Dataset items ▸
++++++

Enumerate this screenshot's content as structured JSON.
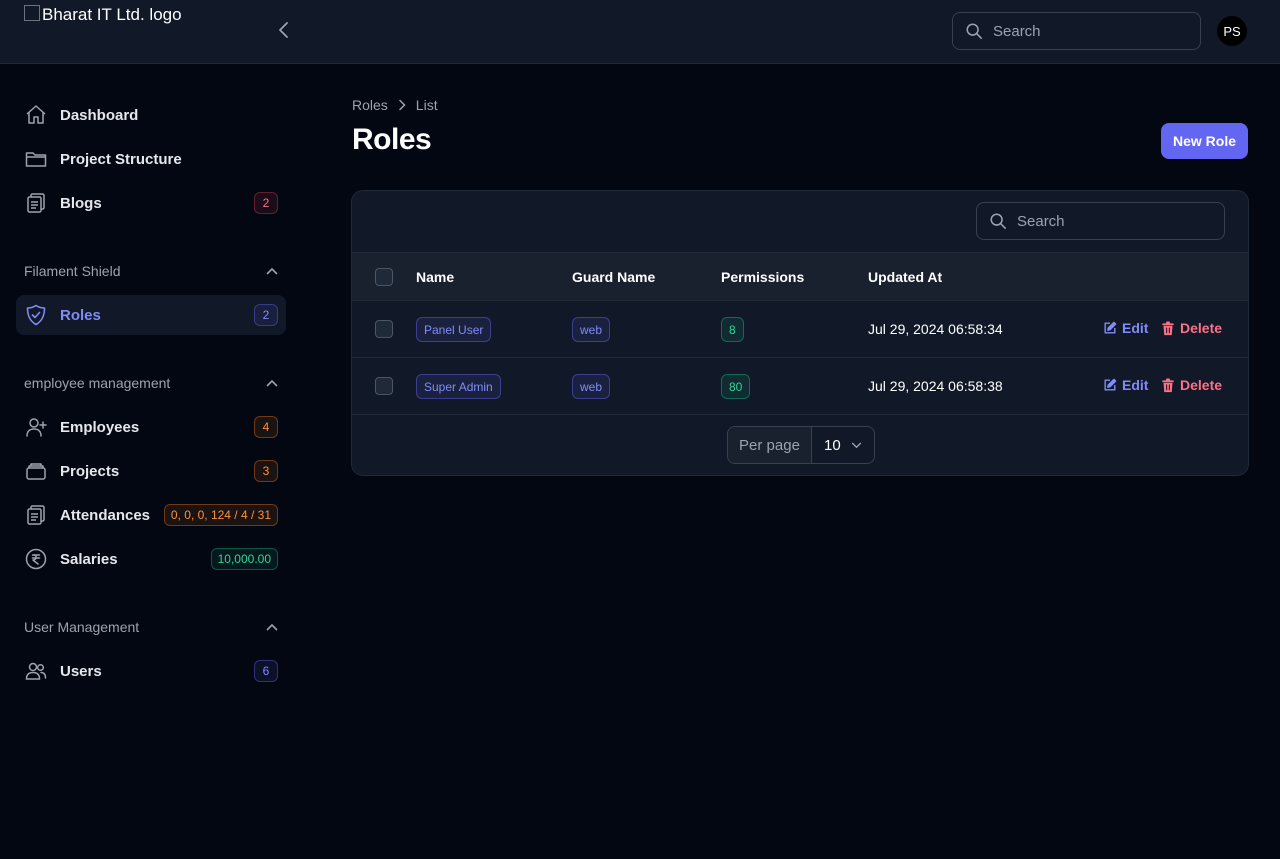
{
  "header": {
    "logo_alt": "Bharat IT Ltd. logo",
    "search_placeholder": "Search",
    "avatar_initials": "PS"
  },
  "sidebar": {
    "items": [
      {
        "label": "Dashboard",
        "icon": "home-icon"
      },
      {
        "label": "Project Structure",
        "icon": "folder-icon"
      },
      {
        "label": "Blogs",
        "icon": "clipboard-icon",
        "badge": "2",
        "badge_color": "danger"
      }
    ],
    "groups": [
      {
        "label": "Filament Shield",
        "items": [
          {
            "label": "Roles",
            "icon": "shield-check-icon",
            "badge": "2",
            "badge_color": "primary",
            "active": true
          }
        ]
      },
      {
        "label": "employee management",
        "items": [
          {
            "label": "Employees",
            "icon": "user-plus-icon",
            "badge": "4",
            "badge_color": "warning"
          },
          {
            "label": "Projects",
            "icon": "archive-box-icon",
            "badge": "3",
            "badge_color": "warning"
          },
          {
            "label": "Attendances",
            "icon": "clipboard-icon",
            "badge": "0, 0, 0, 124 / 4 / 31",
            "badge_color": "warning"
          },
          {
            "label": "Salaries",
            "icon": "rupee-icon",
            "badge": "10,000.00",
            "badge_color": "success"
          }
        ]
      },
      {
        "label": "User Management",
        "items": [
          {
            "label": "Users",
            "icon": "users-icon",
            "badge": "6",
            "badge_color": "primary"
          }
        ]
      }
    ]
  },
  "main": {
    "breadcrumb": [
      "Roles",
      "List"
    ],
    "title": "Roles",
    "new_button": "New Role",
    "table": {
      "search_placeholder": "Search",
      "columns": [
        "Name",
        "Guard Name",
        "Permissions",
        "Updated At"
      ],
      "rows": [
        {
          "name": "Panel User",
          "guard": "web",
          "permissions": "8",
          "updated_at": "Jul 29, 2024 06:58:34"
        },
        {
          "name": "Super Admin",
          "guard": "web",
          "permissions": "80",
          "updated_at": "Jul 29, 2024 06:58:38"
        }
      ],
      "actions": {
        "edit": "Edit",
        "delete": "Delete"
      }
    },
    "pagination": {
      "per_page_label": "Per page",
      "per_page_value": "10"
    }
  },
  "colors": {
    "accent": "#6366f1",
    "background": "#030712",
    "surface": "#111827",
    "danger": "#fb7185",
    "warning": "#fb923c",
    "success": "#34d399"
  }
}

++++++

The task ▸
Give the data again exactly as written, with all pictures left out.

Full response ▸
Enumerate this screenshot's content as structured JSON.
{
  "header": {
    "logo_alt": "Bharat IT Ltd. logo",
    "search_placeholder": "Search",
    "avatar_initials": "PS"
  },
  "sidebar": {
    "items": [
      {
        "label": "Dashboard",
        "icon": "home-icon"
      },
      {
        "label": "Project Structure",
        "icon": "folder-icon"
      },
      {
        "label": "Blogs",
        "icon": "clipboard-icon",
        "badge": "2",
        "badge_color": "danger"
      }
    ],
    "groups": [
      {
        "label": "Filament Shield",
        "items": [
          {
            "label": "Roles",
            "icon": "shield-check-icon",
            "badge": "2",
            "badge_color": "primary",
            "active": true
          }
        ]
      },
      {
        "label": "employee management",
        "items": [
          {
            "label": "Employees",
            "icon": "user-plus-icon",
            "badge": "4",
            "badge_color": "warning"
          },
          {
            "label": "Projects",
            "icon": "archive-box-icon",
            "badge": "3",
            "badge_color": "warning"
          },
          {
            "label": "Attendances",
            "icon": "clipboard-icon",
            "badge": "0, 0, 0, 124 / 4 / 31",
            "badge_color": "warning"
          },
          {
            "label": "Salaries",
            "icon": "rupee-icon",
            "badge": "10,000.00",
            "badge_color": "success"
          }
        ]
      },
      {
        "label": "User Management",
        "items": [
          {
            "label": "Users",
            "icon": "users-icon",
            "badge": "6",
            "badge_color": "primary"
          }
        ]
      }
    ]
  },
  "main": {
    "breadcrumb": [
      "Roles",
      "List"
    ],
    "title": "Roles",
    "new_button": "New Role",
    "table": {
      "search_placeholder": "Search",
      "columns": [
        "Name",
        "Guard Name",
        "Permissions",
        "Updated At"
      ],
      "rows": [
        {
          "name": "Panel User",
          "guard": "web",
          "permissions": "8",
          "updated_at": "Jul 29, 2024 06:58:34"
        },
        {
          "name": "Super Admin",
          "guard": "web",
          "permissions": "80",
          "updated_at": "Jul 29, 2024 06:58:38"
        }
      ],
      "actions": {
        "edit": "Edit",
        "delete": "Delete"
      }
    },
    "pagination": {
      "per_page_label": "Per page",
      "per_page_value": "10"
    }
  },
  "colors": {
    "accent": "#6366f1",
    "background": "#030712",
    "surface": "#111827",
    "danger": "#fb7185",
    "warning": "#fb923c",
    "success": "#34d399"
  }
}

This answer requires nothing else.